# TASK DETAILS
Exactly as written, quote every line that follows, skipping the images.

# DATA FOR THIS TASK

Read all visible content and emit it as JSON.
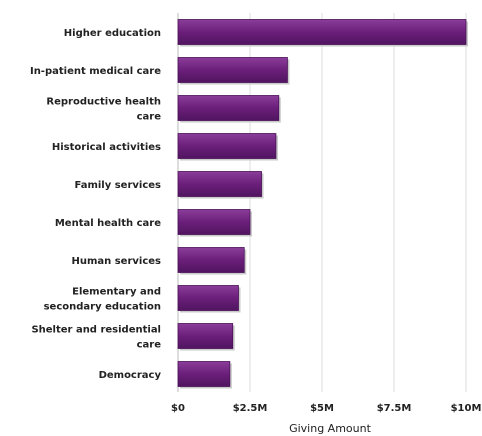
{
  "chart_data": {
    "type": "bar",
    "orientation": "horizontal",
    "title": "",
    "xlabel": "Giving Amount",
    "ylabel": "",
    "categories": [
      [
        "Higher education"
      ],
      [
        "In-patient medical care"
      ],
      [
        "Reproductive health",
        "care"
      ],
      [
        "Historical activities"
      ],
      [
        "Family services"
      ],
      [
        "Mental health care"
      ],
      [
        "Human services"
      ],
      [
        "Elementary and",
        "secondary education"
      ],
      [
        "Shelter and residential",
        "care"
      ],
      [
        "Democracy"
      ]
    ],
    "values": [
      10000000,
      3800000,
      3500000,
      3400000,
      2900000,
      2500000,
      2300000,
      2100000,
      1900000,
      1800000
    ],
    "xlim": [
      0,
      10000000
    ],
    "xticks": [
      0,
      2500000,
      5000000,
      7500000,
      10000000
    ],
    "xtick_labels": [
      "$0",
      "$2.5M",
      "$5M",
      "$7.5M",
      "$10M"
    ],
    "grid": "vertical",
    "legend": "none",
    "bar_color": "#6b1f7a"
  }
}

# RESULT FOR THIS EXERCISE
Read all visible content and emit it as JSON.
{
  "chart_data": {
    "type": "bar",
    "orientation": "horizontal",
    "title": "",
    "xlabel": "Giving Amount",
    "ylabel": "",
    "categories": [
      [
        "Higher education"
      ],
      [
        "In-patient medical care"
      ],
      [
        "Reproductive health",
        "care"
      ],
      [
        "Historical activities"
      ],
      [
        "Family services"
      ],
      [
        "Mental health care"
      ],
      [
        "Human services"
      ],
      [
        "Elementary and",
        "secondary education"
      ],
      [
        "Shelter and residential",
        "care"
      ],
      [
        "Democracy"
      ]
    ],
    "values": [
      10000000,
      3800000,
      3500000,
      3400000,
      2900000,
      2500000,
      2300000,
      2100000,
      1900000,
      1800000
    ],
    "xlim": [
      0,
      10000000
    ],
    "xticks": [
      0,
      2500000,
      5000000,
      7500000,
      10000000
    ],
    "xtick_labels": [
      "$0",
      "$2.5M",
      "$5M",
      "$7.5M",
      "$10M"
    ],
    "grid": "vertical",
    "legend": "none",
    "bar_color": "#6b1f7a"
  }
}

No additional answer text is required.